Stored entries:
****

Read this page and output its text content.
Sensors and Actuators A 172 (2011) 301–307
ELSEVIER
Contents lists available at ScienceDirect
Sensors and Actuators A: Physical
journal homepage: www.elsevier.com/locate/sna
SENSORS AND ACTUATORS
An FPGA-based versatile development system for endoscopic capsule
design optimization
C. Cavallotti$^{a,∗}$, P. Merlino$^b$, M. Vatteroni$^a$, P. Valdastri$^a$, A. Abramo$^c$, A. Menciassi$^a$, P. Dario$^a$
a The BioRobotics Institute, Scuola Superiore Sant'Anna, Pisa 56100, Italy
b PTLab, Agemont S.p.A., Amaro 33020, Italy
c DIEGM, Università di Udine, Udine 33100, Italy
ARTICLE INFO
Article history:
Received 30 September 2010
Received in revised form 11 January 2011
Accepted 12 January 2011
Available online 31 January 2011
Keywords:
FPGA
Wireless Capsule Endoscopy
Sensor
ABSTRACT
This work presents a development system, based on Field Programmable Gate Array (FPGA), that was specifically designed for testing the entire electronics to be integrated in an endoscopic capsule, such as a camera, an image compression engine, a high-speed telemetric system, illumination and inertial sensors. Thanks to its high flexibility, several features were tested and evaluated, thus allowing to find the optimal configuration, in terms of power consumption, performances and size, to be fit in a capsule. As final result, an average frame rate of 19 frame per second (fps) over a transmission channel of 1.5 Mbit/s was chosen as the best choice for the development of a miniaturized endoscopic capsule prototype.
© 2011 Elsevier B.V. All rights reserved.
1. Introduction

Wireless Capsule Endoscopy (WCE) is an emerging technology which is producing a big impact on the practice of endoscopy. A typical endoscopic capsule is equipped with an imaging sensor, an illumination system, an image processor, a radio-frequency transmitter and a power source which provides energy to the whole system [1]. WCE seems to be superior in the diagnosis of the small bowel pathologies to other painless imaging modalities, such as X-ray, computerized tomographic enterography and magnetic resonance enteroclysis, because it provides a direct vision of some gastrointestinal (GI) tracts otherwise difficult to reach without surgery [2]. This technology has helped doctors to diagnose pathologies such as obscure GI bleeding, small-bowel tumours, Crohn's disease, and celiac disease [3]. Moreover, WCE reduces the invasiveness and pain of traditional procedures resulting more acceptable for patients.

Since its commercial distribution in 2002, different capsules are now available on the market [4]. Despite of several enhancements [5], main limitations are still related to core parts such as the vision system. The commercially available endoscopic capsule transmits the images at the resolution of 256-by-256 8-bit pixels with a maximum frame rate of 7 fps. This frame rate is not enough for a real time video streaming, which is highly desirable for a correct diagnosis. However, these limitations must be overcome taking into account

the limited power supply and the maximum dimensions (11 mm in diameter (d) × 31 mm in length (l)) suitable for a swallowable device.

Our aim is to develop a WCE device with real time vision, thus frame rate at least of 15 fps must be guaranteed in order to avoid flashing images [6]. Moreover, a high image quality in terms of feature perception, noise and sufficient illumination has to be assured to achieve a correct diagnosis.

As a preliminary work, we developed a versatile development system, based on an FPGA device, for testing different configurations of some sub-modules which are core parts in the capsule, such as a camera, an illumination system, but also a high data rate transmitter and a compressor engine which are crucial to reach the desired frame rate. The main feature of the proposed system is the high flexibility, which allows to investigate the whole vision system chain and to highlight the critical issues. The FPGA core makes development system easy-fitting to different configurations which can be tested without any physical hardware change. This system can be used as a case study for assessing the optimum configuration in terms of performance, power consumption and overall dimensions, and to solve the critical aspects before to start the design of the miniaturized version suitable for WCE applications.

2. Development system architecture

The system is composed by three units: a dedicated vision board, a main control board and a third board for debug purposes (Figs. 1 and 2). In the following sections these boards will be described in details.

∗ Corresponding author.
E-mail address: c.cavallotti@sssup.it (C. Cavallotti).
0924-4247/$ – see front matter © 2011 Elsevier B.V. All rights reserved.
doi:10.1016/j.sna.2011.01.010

****

-- PROMPT --
Copy every record above exactly as it is.

-- FINISHED EXERCISE --
Read this page and output its text content.
Sensors and Actuators A 172 (2011) 301–307
ELSEVIER
Contents lists available at ScienceDirect
Sensors and Actuators A: Physical
journal homepage: www.elsevier.com/locate/sna
SENSORS AND ACTUATORS
An FPGA-based versatile development system for endoscopic capsule
design optimization
C. Cavallotti$^{a,∗}$, P. Merlino$^b$, M. Vatteroni$^a$, P. Valdastri$^a$, A. Abramo$^c$, A. Menciassi$^a$, P. Dario$^a$
a The BioRobotics Institute, Scuola Superiore Sant'Anna, Pisa 56100, Italy
b PTLab, Agemont S.p.A., Amaro 33020, Italy
c DIEGM, Università di Udine, Udine 33100, Italy
ARTICLE INFO
Article history:
Received 30 September 2010
Received in revised form 11 January 2011
Accepted 12 January 2011
Available online 31 January 2011
Keywords:
FPGA
Wireless Capsule Endoscopy
Sensor
ABSTRACT
This work presents a development system, based on Field Programmable Gate Array (FPGA), that was specifically designed for testing the entire electronics to be integrated in an endoscopic capsule, such as a camera, an image compression engine, a high-speed telemetric system, illumination and inertial sensors. Thanks to its high flexibility, several features were tested and evaluated, thus allowing to find the optimal configuration, in terms of power consumption, performances and size, to be fit in a capsule. As final result, an average frame rate of 19 frame per second (fps) over a transmission channel of 1.5 Mbit/s was chosen as the best choice for the development of a miniaturized endoscopic capsule prototype.
© 2011 Elsevier B.V. All rights reserved.
1. Introduction

Wireless Capsule Endoscopy (WCE) is an emerging technology which is producing a big impact on the practice of endoscopy. A typical endoscopic capsule is equipped with an imaging sensor, an illumination system, an image processor, a radio-frequency transmitter and a power source which provides energy to the whole system [1]. WCE seems to be superior in the diagnosis of the small bowel pathologies to other painless imaging modalities, such as X-ray, computerized tomographic enterography and magnetic resonance enteroclysis, because it provides a direct vision of some gastrointestinal (GI) tracts otherwise difficult to reach without surgery [2]. This technology has helped doctors to diagnose pathologies such as obscure GI bleeding, small-bowel tumours, Crohn's disease, and celiac disease [3]. Moreover, WCE reduces the invasiveness and pain of traditional procedures resulting more acceptable for patients.

Since its commercial distribution in 2002, different capsules are now available on the market [4]. Despite of several enhancements [5], main limitations are still related to core parts such as the vision system. The commercially available endoscopic capsule transmits the images at the resolution of 256-by-256 8-bit pixels with a maximum frame rate of 7 fps. This frame rate is not enough for a real time video streaming, which is highly desirable for a correct diagnosis. However, these limitations must be overcome taking into account

the limited power supply and the maximum dimensions (11 mm in diameter (d) × 31 mm in length (l)) suitable for a swallowable device.

Our aim is to develop a WCE device with real time vision, thus frame rate at least of 15 fps must be guaranteed in order to avoid flashing images [6]. Moreover, a high image quality in terms of feature perception, noise and sufficient illumination has to be assured to achieve a correct diagnosis.

As a preliminary work, we developed a versatile development system, based on an FPGA device, for testing different configurations of some sub-modules which are core parts in the capsule, such as a camera, an illumination system, but also a high data rate transmitter and a compressor engine which are crucial to reach the desired frame rate. The main feature of the proposed system is the high flexibility, which allows to investigate the whole vision system chain and to highlight the critical issues. The FPGA core makes development system easy-fitting to different configurations which can be tested without any physical hardware change. This system can be used as a case study for assessing the optimum configuration in terms of performance, power consumption and overall dimensions, and to solve the critical aspects before to start the design of the miniaturized version suitable for WCE applications.

2. Development system architecture

The system is composed by three units: a dedicated vision board, a main control board and a third board for debug purposes (Figs. 1 and 2). In the following sections these boards will be described in details.

∗ Corresponding author.
E-mail address: c.cavallotti@sssup.it (C. Cavallotti).
0924-4247/$ – see front matter © 2011 Elsevier B.V. All rights reserved.
doi:10.1016/j.sna.2011.01.010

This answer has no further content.